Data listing
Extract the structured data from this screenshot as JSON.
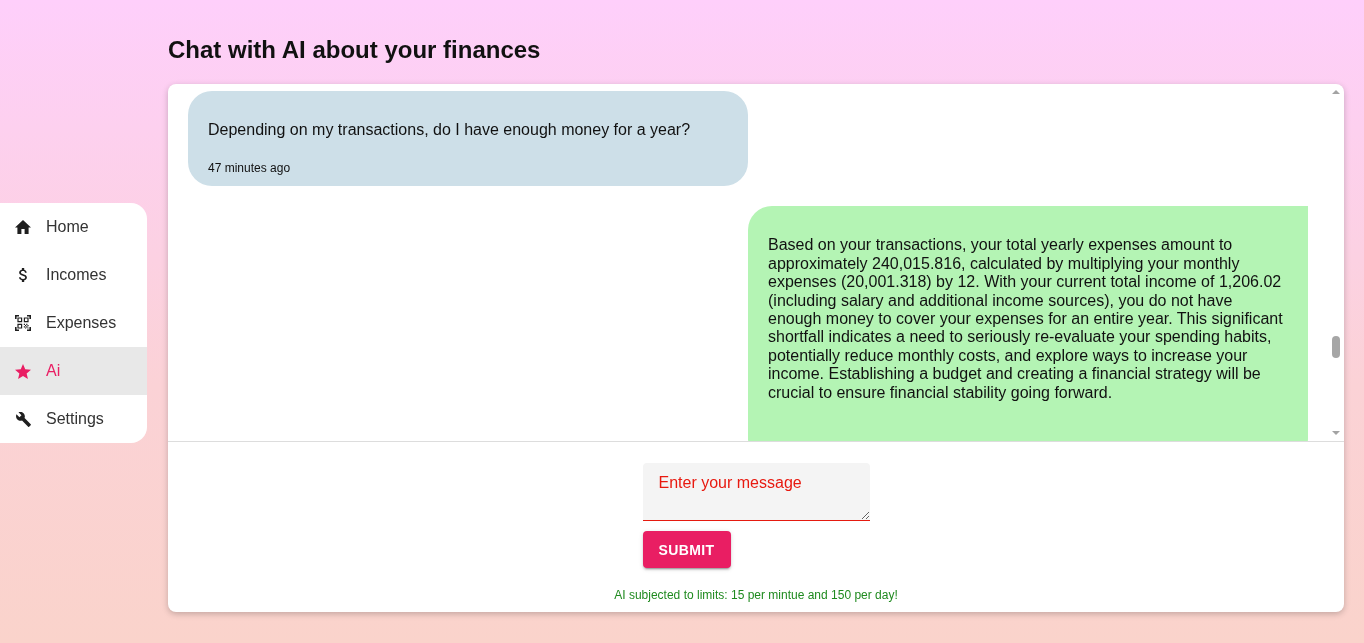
{
  "page": {
    "title": "Chat with AI about your finances"
  },
  "sidebar": {
    "items": [
      {
        "label": "Home",
        "selected": false
      },
      {
        "label": "Incomes",
        "selected": false
      },
      {
        "label": "Expenses",
        "selected": false
      },
      {
        "label": "Ai",
        "selected": true
      },
      {
        "label": "Settings",
        "selected": false
      }
    ]
  },
  "chat": {
    "messages": [
      {
        "kind": "user",
        "text": "Depending on my transactions, do I have enough money for a year?",
        "time": "47 minutes ago"
      },
      {
        "kind": "assistant",
        "text": "Based on your transactions, your total yearly expenses amount to approximately 240,015.816, calculated by multiplying your monthly expenses (20,001.318) by 12. With your current total income of 1,206.02 (including salary and additional income sources), you do not have enough money to cover your expenses for an entire year. This significant shortfall indicates a need to seriously re-evaluate your spending habits, potentially reduce monthly costs, and explore ways to increase your income. Establishing a budget and creating a financial strategy will be crucial to ensure financial stability going forward."
      }
    ]
  },
  "composer": {
    "message_field": {
      "placeholder": "Enter your message"
    },
    "submit_button": "SUBMIT",
    "limits_note": "AI subjected to limits: 15 per mintue and 150 per day!"
  }
}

- Your task:
Write out every line of the listing that holds the word "label".

- Exercise output:
        "label": "Home",
        "label": "Incomes",
        "label": "Expenses",
        "label": "Ai",
        "label": "Settings",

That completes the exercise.